• _Listed records_
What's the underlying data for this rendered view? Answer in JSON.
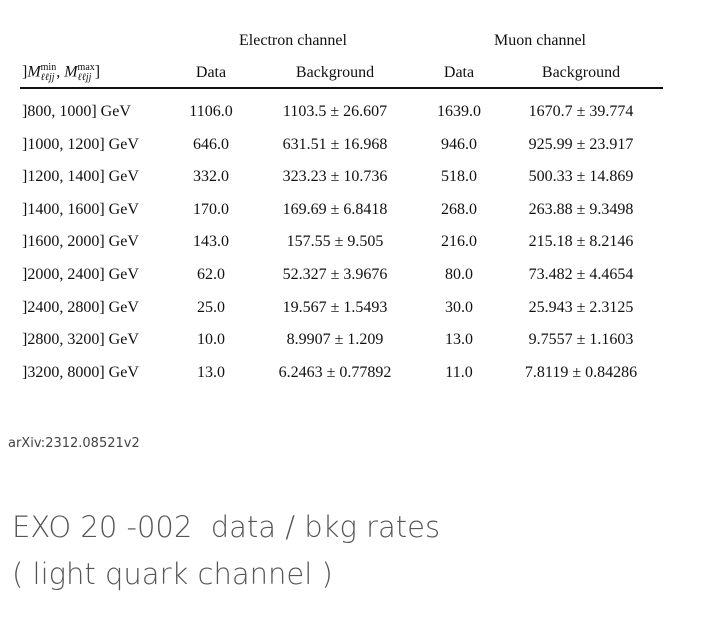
{
  "table": {
    "group_headers": [
      "Electron channel",
      "Muon channel"
    ],
    "range_header": [
      "]",
      "M",
      "min",
      "ℓℓjj",
      ", ",
      "M",
      "max",
      "ℓℓjj",
      "]"
    ],
    "columns": [
      "Data",
      "Background",
      "Data",
      "Background"
    ],
    "rows": [
      [
        "]800, 1000] GeV",
        "1106.0",
        "1103.5 ± 26.607",
        "1639.0",
        "1670.7 ± 39.774"
      ],
      [
        "]1000, 1200] GeV",
        "646.0",
        "631.51 ± 16.968",
        "946.0",
        "925.99 ± 23.917"
      ],
      [
        "]1200, 1400] GeV",
        "332.0",
        "323.23 ± 10.736",
        "518.0",
        "500.33 ± 14.869"
      ],
      [
        "]1400, 1600] GeV",
        "170.0",
        "169.69 ± 6.8418",
        "268.0",
        "263.88 ± 9.3498"
      ],
      [
        "]1600, 2000] GeV",
        "143.0",
        "157.55 ± 9.505",
        "216.0",
        "215.18 ± 8.2146"
      ],
      [
        "]2000, 2400] GeV",
        "62.0",
        "52.327 ± 3.9676",
        "80.0",
        "73.482 ± 4.4654"
      ],
      [
        "]2400, 2800] GeV",
        "25.0",
        "19.567 ± 1.5493",
        "30.0",
        "25.943 ± 2.3125"
      ],
      [
        "]2800, 3200] GeV",
        "10.0",
        "8.9907 ± 1.209",
        "13.0",
        "9.7557 ± 1.1603"
      ],
      [
        "]3200, 8000] GeV",
        "13.0",
        "6.2463 ± 0.77892",
        "11.0",
        "7.8119 ± 0.84286"
      ]
    ]
  },
  "source": "arXiv:2312.08521v2",
  "caption": [
    "EXO 20 -002  data / bkg rates",
    "( light quark channel )"
  ]
}
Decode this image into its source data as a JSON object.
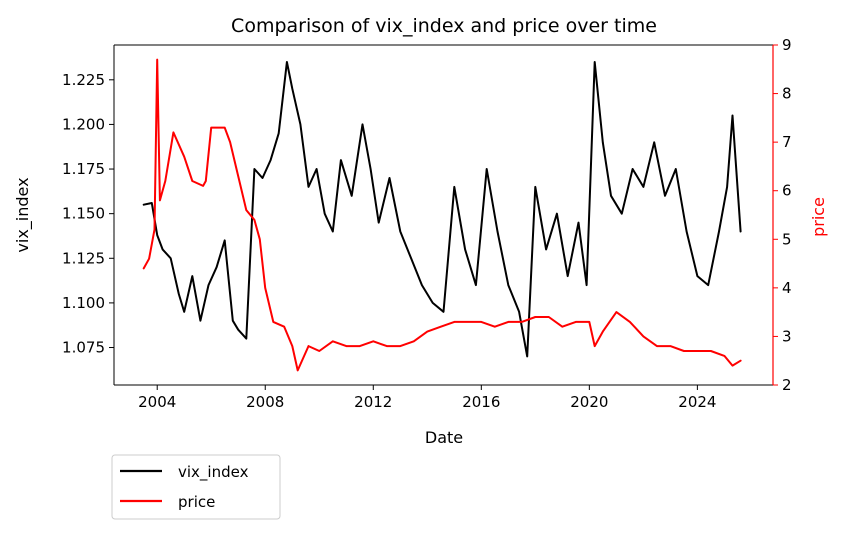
{
  "chart_data": {
    "type": "line",
    "title": "Comparison of vix_index and price over time",
    "xlabel": "Date",
    "ylabel_left": "vix_index",
    "ylabel_right": "price",
    "x_ticks": [
      "2004",
      "2008",
      "2012",
      "2016",
      "2020",
      "2024"
    ],
    "x_range": [
      2002.4,
      2026.8
    ],
    "y_left_ticks": [
      "1.075",
      "1.100",
      "1.125",
      "1.150",
      "1.175",
      "1.200",
      "1.225"
    ],
    "y_left_range": [
      1.054,
      1.2445
    ],
    "y_right_ticks": [
      "2",
      "3",
      "4",
      "5",
      "6",
      "7",
      "8",
      "9"
    ],
    "y_right_range": [
      2.0,
      9.0
    ],
    "grid": false,
    "legend_position": "below-left",
    "colors": {
      "vix_index": "#000000",
      "price": "#ff0000"
    },
    "series": [
      {
        "name": "vix_index",
        "axis": "left",
        "x": [
          2003.5,
          2003.8,
          2004.0,
          2004.2,
          2004.5,
          2004.8,
          2005.0,
          2005.3,
          2005.6,
          2005.9,
          2006.2,
          2006.5,
          2006.8,
          2007.0,
          2007.3,
          2007.6,
          2007.9,
          2008.2,
          2008.5,
          2008.8,
          2009.0,
          2009.3,
          2009.6,
          2009.9,
          2010.2,
          2010.5,
          2010.8,
          2011.2,
          2011.6,
          2011.9,
          2012.2,
          2012.6,
          2013.0,
          2013.4,
          2013.8,
          2014.2,
          2014.6,
          2015.0,
          2015.4,
          2015.8,
          2016.2,
          2016.6,
          2017.0,
          2017.4,
          2017.7,
          2018.0,
          2018.4,
          2018.8,
          2019.2,
          2019.6,
          2019.9,
          2020.2,
          2020.5,
          2020.8,
          2021.2,
          2021.6,
          2022.0,
          2022.4,
          2022.8,
          2023.2,
          2023.6,
          2024.0,
          2024.4,
          2024.8,
          2025.1,
          2025.3,
          2025.6
        ],
        "values": [
          1.155,
          1.156,
          1.138,
          1.13,
          1.125,
          1.105,
          1.095,
          1.115,
          1.09,
          1.11,
          1.12,
          1.135,
          1.09,
          1.085,
          1.08,
          1.175,
          1.17,
          1.18,
          1.195,
          1.235,
          1.22,
          1.2,
          1.165,
          1.175,
          1.15,
          1.14,
          1.18,
          1.16,
          1.2,
          1.175,
          1.145,
          1.17,
          1.14,
          1.125,
          1.11,
          1.1,
          1.095,
          1.165,
          1.13,
          1.11,
          1.175,
          1.14,
          1.11,
          1.095,
          1.07,
          1.165,
          1.13,
          1.15,
          1.115,
          1.145,
          1.11,
          1.235,
          1.19,
          1.16,
          1.15,
          1.175,
          1.165,
          1.19,
          1.16,
          1.175,
          1.14,
          1.115,
          1.11,
          1.14,
          1.165,
          1.205,
          1.14
        ]
      },
      {
        "name": "price",
        "axis": "right",
        "x": [
          2003.5,
          2003.7,
          2003.9,
          2004.0,
          2004.1,
          2004.3,
          2004.6,
          2005.0,
          2005.3,
          2005.7,
          2005.8,
          2006.0,
          2006.5,
          2006.7,
          2007.0,
          2007.3,
          2007.6,
          2007.8,
          2008.0,
          2008.3,
          2008.7,
          2009.0,
          2009.2,
          2009.6,
          2010.0,
          2010.5,
          2011.0,
          2011.5,
          2012.0,
          2012.5,
          2013.0,
          2013.5,
          2014.0,
          2014.5,
          2015.0,
          2015.5,
          2016.0,
          2016.5,
          2017.0,
          2017.5,
          2018.0,
          2018.5,
          2019.0,
          2019.5,
          2020.0,
          2020.2,
          2020.5,
          2021.0,
          2021.5,
          2022.0,
          2022.5,
          2023.0,
          2023.5,
          2024.0,
          2024.5,
          2025.0,
          2025.3,
          2025.6
        ],
        "values": [
          4.4,
          4.6,
          5.2,
          8.7,
          5.8,
          6.2,
          7.2,
          6.7,
          6.2,
          6.1,
          6.2,
          7.3,
          7.3,
          7.0,
          6.3,
          5.6,
          5.4,
          5.0,
          4.0,
          3.3,
          3.2,
          2.8,
          2.3,
          2.8,
          2.7,
          2.9,
          2.8,
          2.8,
          2.9,
          2.8,
          2.8,
          2.9,
          3.1,
          3.2,
          3.3,
          3.3,
          3.3,
          3.2,
          3.3,
          3.3,
          3.4,
          3.4,
          3.2,
          3.3,
          3.3,
          2.8,
          3.1,
          3.5,
          3.3,
          3.0,
          2.8,
          2.8,
          2.7,
          2.7,
          2.7,
          2.6,
          2.4,
          2.5
        ]
      }
    ]
  }
}
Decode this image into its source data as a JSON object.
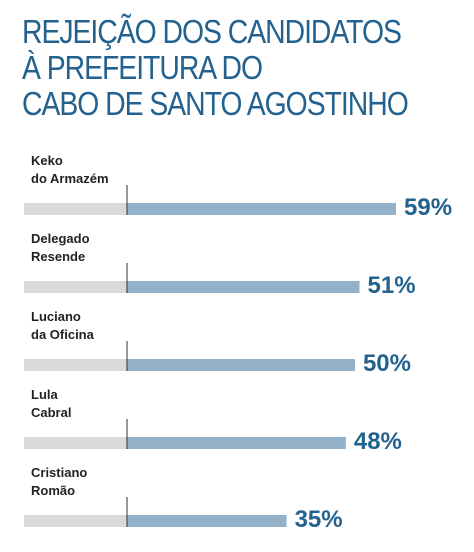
{
  "header": {
    "title_lines": [
      "REJEIÇÃO DOS CANDIDATOS",
      "À PREFEITURA DO",
      "CABO DE SANTO AGOSTINHO"
    ]
  },
  "colors": {
    "title": "#23628f",
    "bar": "#93b1c9",
    "track": "#d9d9db",
    "value_text": "#23628f",
    "label_text": "#222222"
  },
  "chart_data": {
    "type": "bar",
    "orientation": "horizontal",
    "title": "REJEIÇÃO DOS CANDIDATOS À PREFEITURA DO CABO DE SANTO AGOSTINHO",
    "categories": [
      [
        "Keko",
        "do Armazém"
      ],
      [
        "Delegado",
        "Resende"
      ],
      [
        "Luciano",
        "da Oficina"
      ],
      [
        "Lula",
        "Cabral"
      ],
      [
        "Cristiano",
        "Romão"
      ]
    ],
    "values": [
      59,
      51,
      50,
      48,
      35
    ],
    "value_labels": [
      "59%",
      "51%",
      "50%",
      "48%",
      "35%"
    ],
    "unit": "%",
    "xlim": [
      0,
      100
    ],
    "grid": false,
    "legend": "none"
  }
}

• _Work required_
Reproduce every line exactly and omit all pictures.

• _Reply to the task_
What's the underlying data for this rendered view? Answer in JSON.
{
  "table": {
    "group_headers": [
      "Electron channel",
      "Muon channel"
    ],
    "range_header": [
      "]",
      "M",
      "min",
      "ℓℓjj",
      ", ",
      "M",
      "max",
      "ℓℓjj",
      "]"
    ],
    "columns": [
      "Data",
      "Background",
      "Data",
      "Background"
    ],
    "rows": [
      [
        "]800, 1000] GeV",
        "1106.0",
        "1103.5 ± 26.607",
        "1639.0",
        "1670.7 ± 39.774"
      ],
      [
        "]1000, 1200] GeV",
        "646.0",
        "631.51 ± 16.968",
        "946.0",
        "925.99 ± 23.917"
      ],
      [
        "]1200, 1400] GeV",
        "332.0",
        "323.23 ± 10.736",
        "518.0",
        "500.33 ± 14.869"
      ],
      [
        "]1400, 1600] GeV",
        "170.0",
        "169.69 ± 6.8418",
        "268.0",
        "263.88 ± 9.3498"
      ],
      [
        "]1600, 2000] GeV",
        "143.0",
        "157.55 ± 9.505",
        "216.0",
        "215.18 ± 8.2146"
      ],
      [
        "]2000, 2400] GeV",
        "62.0",
        "52.327 ± 3.9676",
        "80.0",
        "73.482 ± 4.4654"
      ],
      [
        "]2400, 2800] GeV",
        "25.0",
        "19.567 ± 1.5493",
        "30.0",
        "25.943 ± 2.3125"
      ],
      [
        "]2800, 3200] GeV",
        "10.0",
        "8.9907 ± 1.209",
        "13.0",
        "9.7557 ± 1.1603"
      ],
      [
        "]3200, 8000] GeV",
        "13.0",
        "6.2463 ± 0.77892",
        "11.0",
        "7.8119 ± 0.84286"
      ]
    ]
  },
  "source": "arXiv:2312.08521v2",
  "caption": [
    "EXO 20 -002  data / bkg rates",
    "( light quark channel )"
  ]
}
Decode this image into its source data as a JSON object.
{
  "chart_data": {
    "type": "line",
    "title": "Comparison of vix_index and price over time",
    "xlabel": "Date",
    "ylabel_left": "vix_index",
    "ylabel_right": "price",
    "x_ticks": [
      "2004",
      "2008",
      "2012",
      "2016",
      "2020",
      "2024"
    ],
    "x_range": [
      2002.4,
      2026.8
    ],
    "y_left_ticks": [
      "1.075",
      "1.100",
      "1.125",
      "1.150",
      "1.175",
      "1.200",
      "1.225"
    ],
    "y_left_range": [
      1.054,
      1.2445
    ],
    "y_right_ticks": [
      "2",
      "3",
      "4",
      "5",
      "6",
      "7",
      "8",
      "9"
    ],
    "y_right_range": [
      2.0,
      9.0
    ],
    "grid": false,
    "legend_position": "below-left",
    "colors": {
      "vix_index": "#000000",
      "price": "#ff0000"
    },
    "series": [
      {
        "name": "vix_index",
        "axis": "left",
        "x": [
          2003.5,
          2003.8,
          2004.0,
          2004.2,
          2004.5,
          2004.8,
          2005.0,
          2005.3,
          2005.6,
          2005.9,
          2006.2,
          2006.5,
          2006.8,
          2007.0,
          2007.3,
          2007.6,
          2007.9,
          2008.2,
          2008.5,
          2008.8,
          2009.0,
          2009.3,
          2009.6,
          2009.9,
          2010.2,
          2010.5,
          2010.8,
          2011.2,
          2011.6,
          2011.9,
          2012.2,
          2012.6,
          2013.0,
          2013.4,
          2013.8,
          2014.2,
          2014.6,
          2015.0,
          2015.4,
          2015.8,
          2016.2,
          2016.6,
          2017.0,
          2017.4,
          2017.7,
          2018.0,
          2018.4,
          2018.8,
          2019.2,
          2019.6,
          2019.9,
          2020.2,
          2020.5,
          2020.8,
          2021.2,
          2021.6,
          2022.0,
          2022.4,
          2022.8,
          2023.2,
          2023.6,
          2024.0,
          2024.4,
          2024.8,
          2025.1,
          2025.3,
          2025.6
        ],
        "values": [
          1.155,
          1.156,
          1.138,
          1.13,
          1.125,
          1.105,
          1.095,
          1.115,
          1.09,
          1.11,
          1.12,
          1.135,
          1.09,
          1.085,
          1.08,
          1.175,
          1.17,
          1.18,
          1.195,
          1.235,
          1.22,
          1.2,
          1.165,
          1.175,
          1.15,
          1.14,
          1.18,
          1.16,
          1.2,
          1.175,
          1.145,
          1.17,
          1.14,
          1.125,
          1.11,
          1.1,
          1.095,
          1.165,
          1.13,
          1.11,
          1.175,
          1.14,
          1.11,
          1.095,
          1.07,
          1.165,
          1.13,
          1.15,
          1.115,
          1.145,
          1.11,
          1.235,
          1.19,
          1.16,
          1.15,
          1.175,
          1.165,
          1.19,
          1.16,
          1.175,
          1.14,
          1.115,
          1.11,
          1.14,
          1.165,
          1.205,
          1.14
        ]
      },
      {
        "name": "price",
        "axis": "right",
        "x": [
          2003.5,
          2003.7,
          2003.9,
          2004.0,
          2004.1,
          2004.3,
          2004.6,
          2005.0,
          2005.3,
          2005.7,
          2005.8,
          2006.0,
          2006.5,
          2006.7,
          2007.0,
          2007.3,
          2007.6,
          2007.8,
          2008.0,
          2008.3,
          2008.7,
          2009.0,
          2009.2,
          2009.6,
          2010.0,
          2010.5,
          2011.0,
          2011.5,
          2012.0,
          2012.5,
          2013.0,
          2013.5,
          2014.0,
          2014.5,
          2015.0,
          2015.5,
          2016.0,
          2016.5,
          2017.0,
          2017.5,
          2018.0,
          2018.5,
          2019.0,
          2019.5,
          2020.0,
          2020.2,
          2020.5,
          2021.0,
          2021.5,
          2022.0,
          2022.5,
          2023.0,
          2023.5,
          2024.0,
          2024.5,
          2025.0,
          2025.3,
          2025.6
        ],
        "values": [
          4.4,
          4.6,
          5.2,
          8.7,
          5.8,
          6.2,
          7.2,
          6.7,
          6.2,
          6.1,
          6.2,
          7.3,
          7.3,
          7.0,
          6.3,
          5.6,
          5.4,
          5.0,
          4.0,
          3.3,
          3.2,
          2.8,
          2.3,
          2.8,
          2.7,
          2.9,
          2.8,
          2.8,
          2.9,
          2.8,
          2.8,
          2.9,
          3.1,
          3.2,
          3.3,
          3.3,
          3.3,
          3.2,
          3.3,
          3.3,
          3.4,
          3.4,
          3.2,
          3.3,
          3.3,
          2.8,
          3.1,
          3.5,
          3.3,
          3.0,
          2.8,
          2.8,
          2.7,
          2.7,
          2.7,
          2.6,
          2.4,
          2.5
        ]
      }
    ]
  }
}
Decode this image into its source data as a JSON object.
{
  "header": {
    "title_lines": [
      "REJEIÇÃO DOS CANDIDATOS",
      "À PREFEITURA DO",
      "CABO DE SANTO AGOSTINHO"
    ]
  },
  "colors": {
    "title": "#23628f",
    "bar": "#93b1c9",
    "track": "#d9d9db",
    "value_text": "#23628f",
    "label_text": "#222222"
  },
  "chart_data": {
    "type": "bar",
    "orientation": "horizontal",
    "title": "REJEIÇÃO DOS CANDIDATOS À PREFEITURA DO CABO DE SANTO AGOSTINHO",
    "categories": [
      [
        "Keko",
        "do Armazém"
      ],
      [
        "Delegado",
        "Resende"
      ],
      [
        "Luciano",
        "da Oficina"
      ],
      [
        "Lula",
        "Cabral"
      ],
      [
        "Cristiano",
        "Romão"
      ]
    ],
    "values": [
      59,
      51,
      50,
      48,
      35
    ],
    "value_labels": [
      "59%",
      "51%",
      "50%",
      "48%",
      "35%"
    ],
    "unit": "%",
    "xlim": [
      0,
      100
    ],
    "grid": false,
    "legend": "none"
  }
}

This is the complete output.